[GIVEN RECORDS start]
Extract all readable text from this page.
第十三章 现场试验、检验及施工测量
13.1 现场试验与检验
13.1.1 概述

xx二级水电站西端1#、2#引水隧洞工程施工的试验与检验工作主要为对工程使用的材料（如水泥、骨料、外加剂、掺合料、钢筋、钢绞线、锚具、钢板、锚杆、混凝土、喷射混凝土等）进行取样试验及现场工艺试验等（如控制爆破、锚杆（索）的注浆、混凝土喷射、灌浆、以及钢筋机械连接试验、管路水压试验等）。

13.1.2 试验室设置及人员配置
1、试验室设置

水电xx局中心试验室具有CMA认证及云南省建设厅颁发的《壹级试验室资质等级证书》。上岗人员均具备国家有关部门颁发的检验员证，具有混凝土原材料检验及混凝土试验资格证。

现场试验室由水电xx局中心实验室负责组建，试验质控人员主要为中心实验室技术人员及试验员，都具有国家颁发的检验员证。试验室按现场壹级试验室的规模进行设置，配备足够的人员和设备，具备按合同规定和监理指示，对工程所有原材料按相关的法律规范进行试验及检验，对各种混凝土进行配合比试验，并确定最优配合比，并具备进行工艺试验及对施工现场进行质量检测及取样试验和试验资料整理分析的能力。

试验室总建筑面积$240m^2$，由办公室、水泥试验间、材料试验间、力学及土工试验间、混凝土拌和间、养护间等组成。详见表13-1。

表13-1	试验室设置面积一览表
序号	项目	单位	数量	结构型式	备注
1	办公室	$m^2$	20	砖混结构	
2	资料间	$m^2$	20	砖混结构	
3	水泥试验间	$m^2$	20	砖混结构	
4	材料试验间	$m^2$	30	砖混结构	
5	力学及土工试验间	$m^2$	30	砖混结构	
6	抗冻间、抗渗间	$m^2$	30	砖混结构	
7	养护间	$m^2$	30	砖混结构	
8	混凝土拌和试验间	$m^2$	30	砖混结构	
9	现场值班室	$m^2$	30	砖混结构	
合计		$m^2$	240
[GIVEN RECORDS end]
SHORT TASK: Would you write down every record again, exactly?

EXPECTED ANSWER:
Extract all readable text from this page.
第十三章 现场试验、检验及施工测量
13.1 现场试验与检验
13.1.1 概述

xx二级水电站西端1#、2#引水隧洞工程施工的试验与检验工作主要为对工程使用的材料（如水泥、骨料、外加剂、掺合料、钢筋、钢绞线、锚具、钢板、锚杆、混凝土、喷射混凝土等）进行取样试验及现场工艺试验等（如控制爆破、锚杆（索）的注浆、混凝土喷射、灌浆、以及钢筋机械连接试验、管路水压试验等）。

13.1.2 试验室设置及人员配置
1、试验室设置

水电xx局中心试验室具有CMA认证及云南省建设厅颁发的《壹级试验室资质等级证书》。上岗人员均具备国家有关部门颁发的检验员证，具有混凝土原材料检验及混凝土试验资格证。

现场试验室由水电xx局中心实验室负责组建，试验质控人员主要为中心实验室技术人员及试验员，都具有国家颁发的检验员证。试验室按现场壹级试验室的规模进行设置，配备足够的人员和设备，具备按合同规定和监理指示，对工程所有原材料按相关的法律规范进行试验及检验，对各种混凝土进行配合比试验，并确定最优配合比，并具备进行工艺试验及对施工现场进行质量检测及取样试验和试验资料整理分析的能力。

试验室总建筑面积$240m^2$，由办公室、水泥试验间、材料试验间、力学及土工试验间、混凝土拌和间、养护间等组成。详见表13-1。

表13-1	试验室设置面积一览表
序号	项目	单位	数量	结构型式	备注
1	办公室	$m^2$	20	砖混结构	
2	资料间	$m^2$	20	砖混结构	
3	水泥试验间	$m^2$	20	砖混结构	
4	材料试验间	$m^2$	30	砖混结构	
5	力学及土工试验间	$m^2$	30	砖混结构	
6	抗冻间、抗渗间	$m^2$	30	砖混结构	
7	养护间	$m^2$	30	砖混结构	
8	混凝土拌和试验间	$m^2$	30	砖混结构	
9	现场值班室	$m^2$	30	砖混结构	
合计		$m^2$	240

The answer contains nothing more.